■ Items from a data source ■

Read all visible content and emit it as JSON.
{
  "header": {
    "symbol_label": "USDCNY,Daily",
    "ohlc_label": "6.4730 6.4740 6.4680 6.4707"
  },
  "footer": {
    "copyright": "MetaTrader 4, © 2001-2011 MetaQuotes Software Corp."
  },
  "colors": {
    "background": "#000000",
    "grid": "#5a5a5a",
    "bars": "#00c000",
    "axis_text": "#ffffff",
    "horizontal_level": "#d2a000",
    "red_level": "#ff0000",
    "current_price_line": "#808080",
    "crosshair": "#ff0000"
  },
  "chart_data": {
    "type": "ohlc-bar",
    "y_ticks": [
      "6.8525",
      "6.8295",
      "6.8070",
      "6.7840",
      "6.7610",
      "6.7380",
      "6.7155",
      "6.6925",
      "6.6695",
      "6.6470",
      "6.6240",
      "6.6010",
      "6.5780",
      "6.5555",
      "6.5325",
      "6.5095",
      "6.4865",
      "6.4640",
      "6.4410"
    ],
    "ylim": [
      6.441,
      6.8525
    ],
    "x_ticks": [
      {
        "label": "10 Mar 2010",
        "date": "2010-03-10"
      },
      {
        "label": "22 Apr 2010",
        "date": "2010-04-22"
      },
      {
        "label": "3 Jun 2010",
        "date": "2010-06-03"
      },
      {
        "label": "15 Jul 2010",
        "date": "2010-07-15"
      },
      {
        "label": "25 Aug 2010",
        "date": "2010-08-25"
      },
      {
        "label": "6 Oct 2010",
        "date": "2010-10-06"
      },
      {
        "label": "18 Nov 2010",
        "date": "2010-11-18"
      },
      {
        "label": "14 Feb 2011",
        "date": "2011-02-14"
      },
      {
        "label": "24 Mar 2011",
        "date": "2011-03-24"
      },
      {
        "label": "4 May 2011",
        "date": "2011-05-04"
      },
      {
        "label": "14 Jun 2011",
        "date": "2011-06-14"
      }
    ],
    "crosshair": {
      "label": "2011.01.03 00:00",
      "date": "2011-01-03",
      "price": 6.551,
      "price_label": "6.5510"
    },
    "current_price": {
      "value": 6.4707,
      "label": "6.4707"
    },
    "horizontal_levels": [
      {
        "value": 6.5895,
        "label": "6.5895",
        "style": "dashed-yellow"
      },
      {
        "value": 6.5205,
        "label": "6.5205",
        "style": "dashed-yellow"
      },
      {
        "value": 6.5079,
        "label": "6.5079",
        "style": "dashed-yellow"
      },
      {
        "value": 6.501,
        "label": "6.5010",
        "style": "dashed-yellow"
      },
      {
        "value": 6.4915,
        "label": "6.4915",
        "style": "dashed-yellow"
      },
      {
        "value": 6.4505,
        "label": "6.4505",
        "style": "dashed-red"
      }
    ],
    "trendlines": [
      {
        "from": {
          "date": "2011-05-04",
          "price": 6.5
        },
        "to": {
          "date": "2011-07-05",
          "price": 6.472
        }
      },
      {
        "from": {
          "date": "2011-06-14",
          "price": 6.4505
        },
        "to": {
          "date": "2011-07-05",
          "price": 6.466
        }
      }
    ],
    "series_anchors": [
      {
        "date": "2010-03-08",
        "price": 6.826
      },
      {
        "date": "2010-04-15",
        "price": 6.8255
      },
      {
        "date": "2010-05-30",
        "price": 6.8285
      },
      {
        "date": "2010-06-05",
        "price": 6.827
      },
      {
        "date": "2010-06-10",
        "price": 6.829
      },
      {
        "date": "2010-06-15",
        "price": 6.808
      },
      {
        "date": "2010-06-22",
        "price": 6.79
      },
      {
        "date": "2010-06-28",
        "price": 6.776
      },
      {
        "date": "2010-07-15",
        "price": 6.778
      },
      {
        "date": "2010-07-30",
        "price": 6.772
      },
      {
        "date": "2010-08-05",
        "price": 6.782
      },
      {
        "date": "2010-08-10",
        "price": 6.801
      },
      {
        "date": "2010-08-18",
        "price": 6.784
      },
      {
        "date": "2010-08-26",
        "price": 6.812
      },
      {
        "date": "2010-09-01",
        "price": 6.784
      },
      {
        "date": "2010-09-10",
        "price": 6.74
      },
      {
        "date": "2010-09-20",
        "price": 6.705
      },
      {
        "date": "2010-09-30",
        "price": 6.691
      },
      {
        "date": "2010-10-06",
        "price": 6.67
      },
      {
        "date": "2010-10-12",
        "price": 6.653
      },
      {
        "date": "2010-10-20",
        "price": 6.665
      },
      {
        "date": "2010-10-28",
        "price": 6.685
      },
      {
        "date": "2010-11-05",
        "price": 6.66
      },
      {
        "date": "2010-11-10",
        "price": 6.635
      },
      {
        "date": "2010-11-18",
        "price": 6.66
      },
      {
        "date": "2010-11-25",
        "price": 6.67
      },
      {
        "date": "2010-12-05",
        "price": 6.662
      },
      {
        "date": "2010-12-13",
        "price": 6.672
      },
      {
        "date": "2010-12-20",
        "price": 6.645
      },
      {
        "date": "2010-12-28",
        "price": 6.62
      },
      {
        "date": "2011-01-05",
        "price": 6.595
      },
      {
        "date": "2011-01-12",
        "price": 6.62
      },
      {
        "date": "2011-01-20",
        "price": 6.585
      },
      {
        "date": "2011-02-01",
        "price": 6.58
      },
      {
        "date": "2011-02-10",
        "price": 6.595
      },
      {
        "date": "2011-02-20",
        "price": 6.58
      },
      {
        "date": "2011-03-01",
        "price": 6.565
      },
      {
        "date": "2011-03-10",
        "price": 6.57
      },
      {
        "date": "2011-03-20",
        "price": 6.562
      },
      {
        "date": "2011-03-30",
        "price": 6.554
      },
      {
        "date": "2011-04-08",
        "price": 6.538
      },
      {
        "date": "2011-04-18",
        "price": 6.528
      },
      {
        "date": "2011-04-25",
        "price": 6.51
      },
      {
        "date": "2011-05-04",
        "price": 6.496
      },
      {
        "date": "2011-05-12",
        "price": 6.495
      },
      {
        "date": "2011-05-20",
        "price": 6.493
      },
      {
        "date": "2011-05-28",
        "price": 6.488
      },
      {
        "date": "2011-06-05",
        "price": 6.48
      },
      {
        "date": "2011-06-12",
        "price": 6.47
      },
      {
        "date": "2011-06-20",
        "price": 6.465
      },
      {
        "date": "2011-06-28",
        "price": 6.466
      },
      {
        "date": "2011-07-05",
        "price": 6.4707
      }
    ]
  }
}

■ REQUEST ■
Repeat all entries. Match them exactly.

■ TASK RESPONSE ■
Read all visible content and emit it as JSON.
{
  "header": {
    "symbol_label": "USDCNY,Daily",
    "ohlc_label": "6.4730 6.4740 6.4680 6.4707"
  },
  "footer": {
    "copyright": "MetaTrader 4, © 2001-2011 MetaQuotes Software Corp."
  },
  "colors": {
    "background": "#000000",
    "grid": "#5a5a5a",
    "bars": "#00c000",
    "axis_text": "#ffffff",
    "horizontal_level": "#d2a000",
    "red_level": "#ff0000",
    "current_price_line": "#808080",
    "crosshair": "#ff0000"
  },
  "chart_data": {
    "type": "ohlc-bar",
    "y_ticks": [
      "6.8525",
      "6.8295",
      "6.8070",
      "6.7840",
      "6.7610",
      "6.7380",
      "6.7155",
      "6.6925",
      "6.6695",
      "6.6470",
      "6.6240",
      "6.6010",
      "6.5780",
      "6.5555",
      "6.5325",
      "6.5095",
      "6.4865",
      "6.4640",
      "6.4410"
    ],
    "ylim": [
      6.441,
      6.8525
    ],
    "x_ticks": [
      {
        "label": "10 Mar 2010",
        "date": "2010-03-10"
      },
      {
        "label": "22 Apr 2010",
        "date": "2010-04-22"
      },
      {
        "label": "3 Jun 2010",
        "date": "2010-06-03"
      },
      {
        "label": "15 Jul 2010",
        "date": "2010-07-15"
      },
      {
        "label": "25 Aug 2010",
        "date": "2010-08-25"
      },
      {
        "label": "6 Oct 2010",
        "date": "2010-10-06"
      },
      {
        "label": "18 Nov 2010",
        "date": "2010-11-18"
      },
      {
        "label": "14 Feb 2011",
        "date": "2011-02-14"
      },
      {
        "label": "24 Mar 2011",
        "date": "2011-03-24"
      },
      {
        "label": "4 May 2011",
        "date": "2011-05-04"
      },
      {
        "label": "14 Jun 2011",
        "date": "2011-06-14"
      }
    ],
    "crosshair": {
      "label": "2011.01.03 00:00",
      "date": "2011-01-03",
      "price": 6.551,
      "price_label": "6.5510"
    },
    "current_price": {
      "value": 6.4707,
      "label": "6.4707"
    },
    "horizontal_levels": [
      {
        "value": 6.5895,
        "label": "6.5895",
        "style": "dashed-yellow"
      },
      {
        "value": 6.5205,
        "label": "6.5205",
        "style": "dashed-yellow"
      },
      {
        "value": 6.5079,
        "label": "6.5079",
        "style": "dashed-yellow"
      },
      {
        "value": 6.501,
        "label": "6.5010",
        "style": "dashed-yellow"
      },
      {
        "value": 6.4915,
        "label": "6.4915",
        "style": "dashed-yellow"
      },
      {
        "value": 6.4505,
        "label": "6.4505",
        "style": "dashed-red"
      }
    ],
    "trendlines": [
      {
        "from": {
          "date": "2011-05-04",
          "price": 6.5
        },
        "to": {
          "date": "2011-07-05",
          "price": 6.472
        }
      },
      {
        "from": {
          "date": "2011-06-14",
          "price": 6.4505
        },
        "to": {
          "date": "2011-07-05",
          "price": 6.466
        }
      }
    ],
    "series_anchors": [
      {
        "date": "2010-03-08",
        "price": 6.826
      },
      {
        "date": "2010-04-15",
        "price": 6.8255
      },
      {
        "date": "2010-05-30",
        "price": 6.8285
      },
      {
        "date": "2010-06-05",
        "price": 6.827
      },
      {
        "date": "2010-06-10",
        "price": 6.829
      },
      {
        "date": "2010-06-15",
        "price": 6.808
      },
      {
        "date": "2010-06-22",
        "price": 6.79
      },
      {
        "date": "2010-06-28",
        "price": 6.776
      },
      {
        "date": "2010-07-15",
        "price": 6.778
      },
      {
        "date": "2010-07-30",
        "price": 6.772
      },
      {
        "date": "2010-08-05",
        "price": 6.782
      },
      {
        "date": "2010-08-10",
        "price": 6.801
      },
      {
        "date": "2010-08-18",
        "price": 6.784
      },
      {
        "date": "2010-08-26",
        "price": 6.812
      },
      {
        "date": "2010-09-01",
        "price": 6.784
      },
      {
        "date": "2010-09-10",
        "price": 6.74
      },
      {
        "date": "2010-09-20",
        "price": 6.705
      },
      {
        "date": "2010-09-30",
        "price": 6.691
      },
      {
        "date": "2010-10-06",
        "price": 6.67
      },
      {
        "date": "2010-10-12",
        "price": 6.653
      },
      {
        "date": "2010-10-20",
        "price": 6.665
      },
      {
        "date": "2010-10-28",
        "price": 6.685
      },
      {
        "date": "2010-11-05",
        "price": 6.66
      },
      {
        "date": "2010-11-10",
        "price": 6.635
      },
      {
        "date": "2010-11-18",
        "price": 6.66
      },
      {
        "date": "2010-11-25",
        "price": 6.67
      },
      {
        "date": "2010-12-05",
        "price": 6.662
      },
      {
        "date": "2010-12-13",
        "price": 6.672
      },
      {
        "date": "2010-12-20",
        "price": 6.645
      },
      {
        "date": "2010-12-28",
        "price": 6.62
      },
      {
        "date": "2011-01-05",
        "price": 6.595
      },
      {
        "date": "2011-01-12",
        "price": 6.62
      },
      {
        "date": "2011-01-20",
        "price": 6.585
      },
      {
        "date": "2011-02-01",
        "price": 6.58
      },
      {
        "date": "2011-02-10",
        "price": 6.595
      },
      {
        "date": "2011-02-20",
        "price": 6.58
      },
      {
        "date": "2011-03-01",
        "price": 6.565
      },
      {
        "date": "2011-03-10",
        "price": 6.57
      },
      {
        "date": "2011-03-20",
        "price": 6.562
      },
      {
        "date": "2011-03-30",
        "price": 6.554
      },
      {
        "date": "2011-04-08",
        "price": 6.538
      },
      {
        "date": "2011-04-18",
        "price": 6.528
      },
      {
        "date": "2011-04-25",
        "price": 6.51
      },
      {
        "date": "2011-05-04",
        "price": 6.496
      },
      {
        "date": "2011-05-12",
        "price": 6.495
      },
      {
        "date": "2011-05-20",
        "price": 6.493
      },
      {
        "date": "2011-05-28",
        "price": 6.488
      },
      {
        "date": "2011-06-05",
        "price": 6.48
      },
      {
        "date": "2011-06-12",
        "price": 6.47
      },
      {
        "date": "2011-06-20",
        "price": 6.465
      },
      {
        "date": "2011-06-28",
        "price": 6.466
      },
      {
        "date": "2011-07-05",
        "price": 6.4707
      }
    ]
  }
}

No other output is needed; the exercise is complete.